▸ **WHAT IS REQUIRED**
All lines in which the word "Level" occurs are to be extracted.

(Records)

▶

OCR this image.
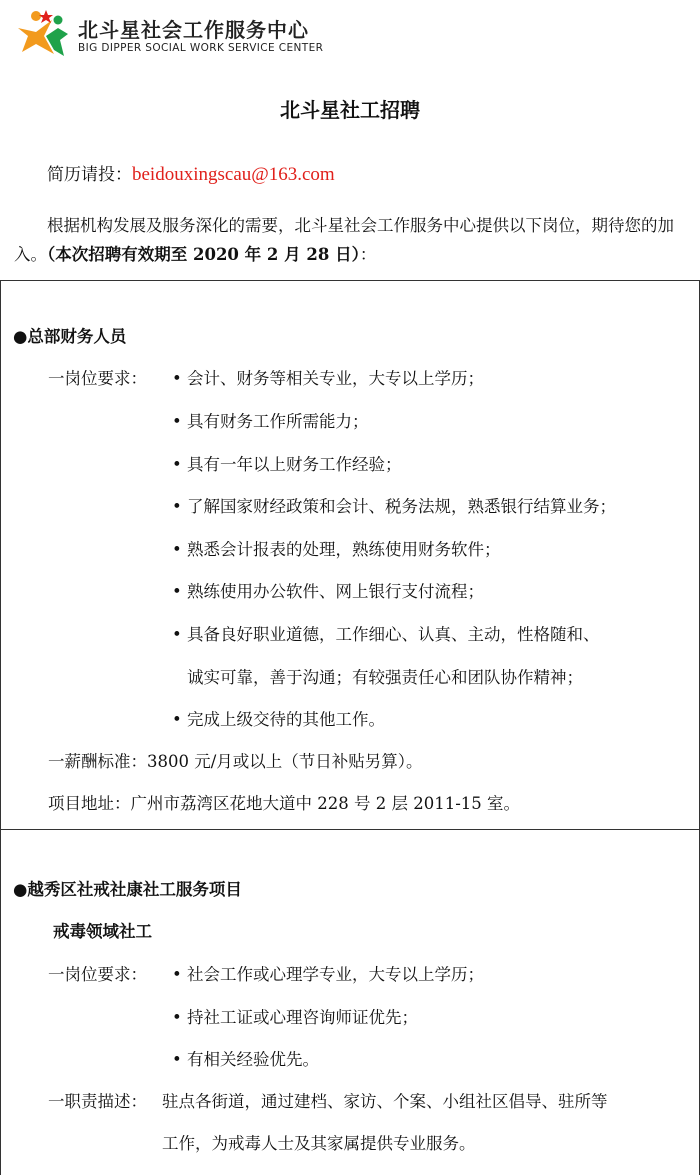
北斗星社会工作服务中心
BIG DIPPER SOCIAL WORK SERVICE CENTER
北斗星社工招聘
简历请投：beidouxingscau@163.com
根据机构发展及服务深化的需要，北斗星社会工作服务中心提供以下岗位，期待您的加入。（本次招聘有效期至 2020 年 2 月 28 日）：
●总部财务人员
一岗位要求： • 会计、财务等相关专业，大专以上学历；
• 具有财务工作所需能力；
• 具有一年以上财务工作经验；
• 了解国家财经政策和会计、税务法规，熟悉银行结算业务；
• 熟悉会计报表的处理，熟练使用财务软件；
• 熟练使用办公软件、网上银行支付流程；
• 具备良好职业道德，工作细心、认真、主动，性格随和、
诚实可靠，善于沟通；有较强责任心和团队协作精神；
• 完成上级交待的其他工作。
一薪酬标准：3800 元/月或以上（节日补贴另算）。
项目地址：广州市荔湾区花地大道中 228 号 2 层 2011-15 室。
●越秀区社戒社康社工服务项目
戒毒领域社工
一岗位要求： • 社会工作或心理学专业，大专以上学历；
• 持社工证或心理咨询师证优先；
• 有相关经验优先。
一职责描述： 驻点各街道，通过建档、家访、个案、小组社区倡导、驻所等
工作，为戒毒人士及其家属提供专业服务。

◀
▶

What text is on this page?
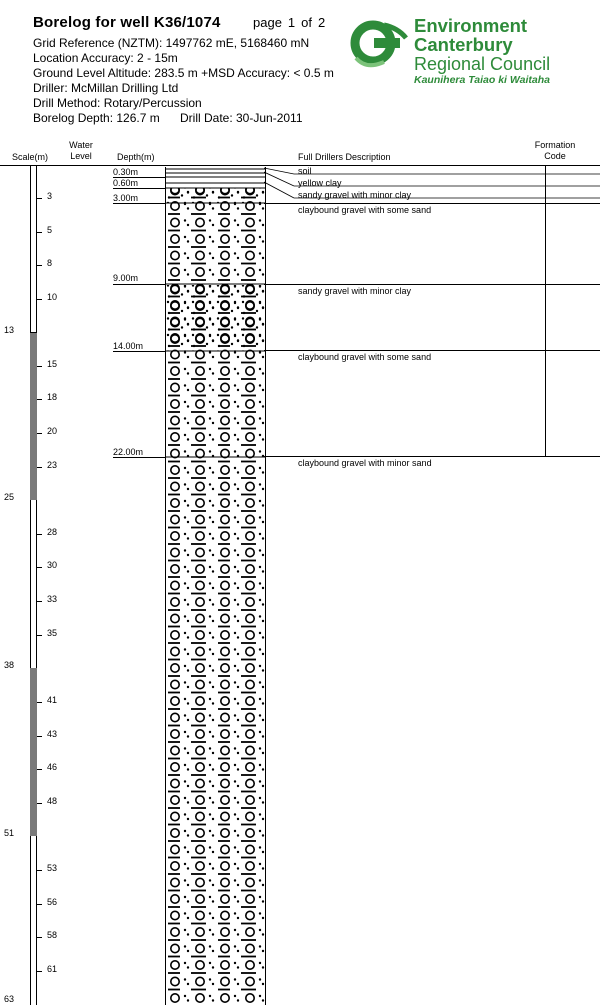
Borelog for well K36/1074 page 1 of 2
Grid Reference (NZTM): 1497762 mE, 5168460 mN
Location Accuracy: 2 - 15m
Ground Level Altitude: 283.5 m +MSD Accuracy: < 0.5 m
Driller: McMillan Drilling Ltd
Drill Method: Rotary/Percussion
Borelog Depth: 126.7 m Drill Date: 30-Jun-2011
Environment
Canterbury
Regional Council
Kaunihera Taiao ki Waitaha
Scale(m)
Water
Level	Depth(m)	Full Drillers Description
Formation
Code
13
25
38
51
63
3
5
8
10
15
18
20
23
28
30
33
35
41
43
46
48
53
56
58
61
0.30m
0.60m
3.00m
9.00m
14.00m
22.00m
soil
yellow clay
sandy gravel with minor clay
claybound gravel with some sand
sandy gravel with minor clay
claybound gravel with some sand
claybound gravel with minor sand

◀

▸ **OUTPUT OF THE TASK**
Ground Level Altitude: 283.5 m +MSD Accuracy: < 0.5 m
Level	Depth(m)	Full Drillers Description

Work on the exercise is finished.